▸ 設問一覧
- 1) 被災地の現実についての文章に基づき、次の問いに答えてください。
(a) 食事会には何人くらいが集まりましたか。
(b) 被災地の復興率は何%とされていますか。
(c) ある市のデータでは、その後の二次災害での死者はどれくらいですか。
- 2) 被災地の現実についての文章を、最後の文の後から書き継いでください。

▸ 本文
実感できないままの被災地の現実

【日記】●追記あり:30日●  ●●さらに追加あり:12月8日●●

知りえない実感の世界を知る


さる食事会の夜の話。
各界のキャリアマンが20人くらい集まって、自分の話をする。
聞いていて、どうしてもここに書いておきたくなった話があった。
東日本の被災地の、表に出ない現状である。

あまりにリアルなので、話し手のこの名ジャーナリストも言っているように、出所は明かせない。
教えてくれた、覆面座談会での発言記録を簡略化しながら、言いっ放し風に編集すると…。



今だって死んでいる人がいっぱいいる。ノイローゼからだ。仮の家に帰ったって嫁もいない。子供もいない。帰りたくない。90才の婆さんをを助けている横で、妻が波にさらわれた現場の悪夢などにうなされてアルコール漬けになる、など。ある市のデータでは、被災当日の死者行方不明が1万人弱。その後の二次災害での死者が4000人近く。


今なお、被災地の復興率はたったの8%。
進まないのは不正がまかり通っているから。
国はネットで生コン業者を期間限定で募集したが、応募したら「県内で生コンの製造、経営に携わった企業や業者」となっていて、国の出先機関の県や土木事務所と怪しげな組と組んでいるから、どうしようもない。黒い人たちが組織の顧問などになっている。特定業者だけがボロ儲け。カネは出ているけれど、家を建てたいと頼むと、砂利がない、砂がないとウソを言われるカラクリがある。汚職、ワイロはすごい。奴らは仕事と称して、毎日、飲み食い、旅行、高級クラブと遊んでいる。その結果が8%。


「東北人は人が良すぎる」
東京に行くと、何事もなかったような街の風景。まさしく、3・11は風化している。





こんな話が聞けるのも、信頼を得たサークル企画女性がいるからだろう。
このジャーナリストが言っていたように、現在の日本の巨大メディアは、こういう報道をしない。最近の記者は、30倍とかいう採用試験に受かって正社員となれば規定されたこと以上のバカはやらないからだ。最近の首相にまで組み付いて来た、元現役ジャーナリストによる自分の畑の現状への言い分だけに迫力があった。
ここにこそ、大きな問題があるのだと思う。

▸ 記録データ
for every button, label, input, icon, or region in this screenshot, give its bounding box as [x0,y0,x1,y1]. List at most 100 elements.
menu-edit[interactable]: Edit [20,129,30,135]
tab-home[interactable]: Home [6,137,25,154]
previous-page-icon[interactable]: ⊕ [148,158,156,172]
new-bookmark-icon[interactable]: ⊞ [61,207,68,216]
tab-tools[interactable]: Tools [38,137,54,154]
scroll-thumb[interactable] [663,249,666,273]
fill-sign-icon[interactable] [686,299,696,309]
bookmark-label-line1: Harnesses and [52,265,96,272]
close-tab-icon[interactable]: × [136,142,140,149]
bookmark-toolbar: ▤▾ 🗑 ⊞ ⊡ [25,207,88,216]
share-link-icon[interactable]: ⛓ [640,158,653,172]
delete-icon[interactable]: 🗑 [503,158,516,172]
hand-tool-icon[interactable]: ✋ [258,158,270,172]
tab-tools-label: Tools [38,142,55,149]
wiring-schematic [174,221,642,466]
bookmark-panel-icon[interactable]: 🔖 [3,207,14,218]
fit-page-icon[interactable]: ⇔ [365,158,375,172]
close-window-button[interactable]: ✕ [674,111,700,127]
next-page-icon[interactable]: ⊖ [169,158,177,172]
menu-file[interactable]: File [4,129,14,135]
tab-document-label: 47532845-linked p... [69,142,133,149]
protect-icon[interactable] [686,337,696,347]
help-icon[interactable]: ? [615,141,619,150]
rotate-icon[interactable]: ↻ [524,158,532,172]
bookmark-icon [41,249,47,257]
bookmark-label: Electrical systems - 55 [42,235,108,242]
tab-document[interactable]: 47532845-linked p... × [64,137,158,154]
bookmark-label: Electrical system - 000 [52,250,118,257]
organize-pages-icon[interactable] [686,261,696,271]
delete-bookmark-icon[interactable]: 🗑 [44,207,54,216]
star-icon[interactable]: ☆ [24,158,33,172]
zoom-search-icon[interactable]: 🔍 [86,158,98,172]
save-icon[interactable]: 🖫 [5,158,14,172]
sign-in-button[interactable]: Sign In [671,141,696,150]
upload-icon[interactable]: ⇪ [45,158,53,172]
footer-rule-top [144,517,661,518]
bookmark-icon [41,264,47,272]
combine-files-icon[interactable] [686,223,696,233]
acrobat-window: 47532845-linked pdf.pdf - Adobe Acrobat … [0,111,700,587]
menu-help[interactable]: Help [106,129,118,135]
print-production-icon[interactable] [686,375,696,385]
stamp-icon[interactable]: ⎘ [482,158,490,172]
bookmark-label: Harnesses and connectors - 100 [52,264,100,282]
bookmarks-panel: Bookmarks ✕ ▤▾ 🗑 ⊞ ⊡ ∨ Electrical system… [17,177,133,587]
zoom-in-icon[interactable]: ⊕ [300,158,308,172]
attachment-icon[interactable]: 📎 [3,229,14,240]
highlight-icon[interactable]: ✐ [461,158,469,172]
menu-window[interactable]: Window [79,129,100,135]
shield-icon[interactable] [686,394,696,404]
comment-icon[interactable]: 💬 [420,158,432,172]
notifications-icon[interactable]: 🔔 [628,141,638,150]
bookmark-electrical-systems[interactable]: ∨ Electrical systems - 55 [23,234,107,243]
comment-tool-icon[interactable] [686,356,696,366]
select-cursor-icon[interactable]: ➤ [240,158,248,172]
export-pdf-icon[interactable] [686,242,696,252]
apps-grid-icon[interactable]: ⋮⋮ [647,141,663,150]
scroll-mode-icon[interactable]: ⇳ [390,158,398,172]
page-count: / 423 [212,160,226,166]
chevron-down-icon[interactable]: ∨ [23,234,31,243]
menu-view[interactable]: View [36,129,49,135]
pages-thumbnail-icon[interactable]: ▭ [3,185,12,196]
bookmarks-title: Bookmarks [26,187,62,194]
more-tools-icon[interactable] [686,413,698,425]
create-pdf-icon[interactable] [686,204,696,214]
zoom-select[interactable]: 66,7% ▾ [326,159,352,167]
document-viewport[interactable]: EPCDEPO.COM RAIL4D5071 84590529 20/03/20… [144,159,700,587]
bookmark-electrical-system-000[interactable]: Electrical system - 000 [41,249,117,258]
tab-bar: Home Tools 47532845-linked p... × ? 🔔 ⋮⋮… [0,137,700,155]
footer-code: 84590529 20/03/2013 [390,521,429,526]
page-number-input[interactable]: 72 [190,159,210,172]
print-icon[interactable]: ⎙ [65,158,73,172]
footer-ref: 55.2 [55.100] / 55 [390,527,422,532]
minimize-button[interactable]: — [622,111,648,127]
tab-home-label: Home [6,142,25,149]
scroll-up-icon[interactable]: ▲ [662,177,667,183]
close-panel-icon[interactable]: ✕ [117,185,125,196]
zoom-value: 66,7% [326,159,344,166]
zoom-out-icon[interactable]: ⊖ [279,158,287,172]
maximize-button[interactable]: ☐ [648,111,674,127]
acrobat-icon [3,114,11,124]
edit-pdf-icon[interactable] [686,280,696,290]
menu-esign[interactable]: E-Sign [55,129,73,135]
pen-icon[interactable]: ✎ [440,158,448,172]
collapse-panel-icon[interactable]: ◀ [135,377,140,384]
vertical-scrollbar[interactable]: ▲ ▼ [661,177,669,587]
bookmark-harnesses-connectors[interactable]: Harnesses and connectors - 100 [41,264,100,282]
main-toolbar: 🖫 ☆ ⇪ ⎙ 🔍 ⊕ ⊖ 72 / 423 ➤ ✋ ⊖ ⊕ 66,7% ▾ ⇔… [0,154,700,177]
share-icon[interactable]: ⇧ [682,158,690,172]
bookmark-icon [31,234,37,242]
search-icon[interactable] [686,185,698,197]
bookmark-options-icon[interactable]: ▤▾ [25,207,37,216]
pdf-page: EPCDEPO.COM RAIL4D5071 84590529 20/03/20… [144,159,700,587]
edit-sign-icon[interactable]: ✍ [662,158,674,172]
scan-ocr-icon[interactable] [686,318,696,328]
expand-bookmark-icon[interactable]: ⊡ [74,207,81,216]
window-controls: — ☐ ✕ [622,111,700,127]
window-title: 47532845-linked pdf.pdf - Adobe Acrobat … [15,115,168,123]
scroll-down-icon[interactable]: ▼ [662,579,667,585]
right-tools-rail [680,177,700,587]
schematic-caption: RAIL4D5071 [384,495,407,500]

▸ 設問別解答
- 1)
(a) 20人くらい
(b) 8%
(c) 4000人近く

- 2)
●こんな話を家族にしたら息子が、仮設住宅に入っている人たちは、かなり貰っている。このため、働くなって遊んでばかりいるやつもたくさんいると聞いている。父さんの話は、だから全体の中で、その比重が大きいということだろ?と言われた●


●●現在の日本の危機と言われるものに、いくつかある。それは以下のようなものだろう。
1・人口減がもたらす問題…地方の消滅。人手不足。外国人労働者問題
2・経済政策…アベノミックスの行方…消費増税社会保障政策、規制緩和
3・超高齢化社会がもたらす問題…社会保障への政策失敗がもたらすもの
4・外交政策
5・教育、文化問題。
このうちの2、4は、意見はあるにせよ専門外だ。5は十八番の問題だが長期的視野で論ずべき問題だろう。それに引き替え、1、3は設計職業にも大きく関わる。

ここから考えると、東北の悲惨もこれらに関わらないわけはないはずだ。
実際に、材料費と人件費の大幅アップで、さらに人手がまったく足りない現在、利益の出ない中小施設や、個人住宅までやっている余裕はない(新築や改修の工事のこと)、というのが現実だろう。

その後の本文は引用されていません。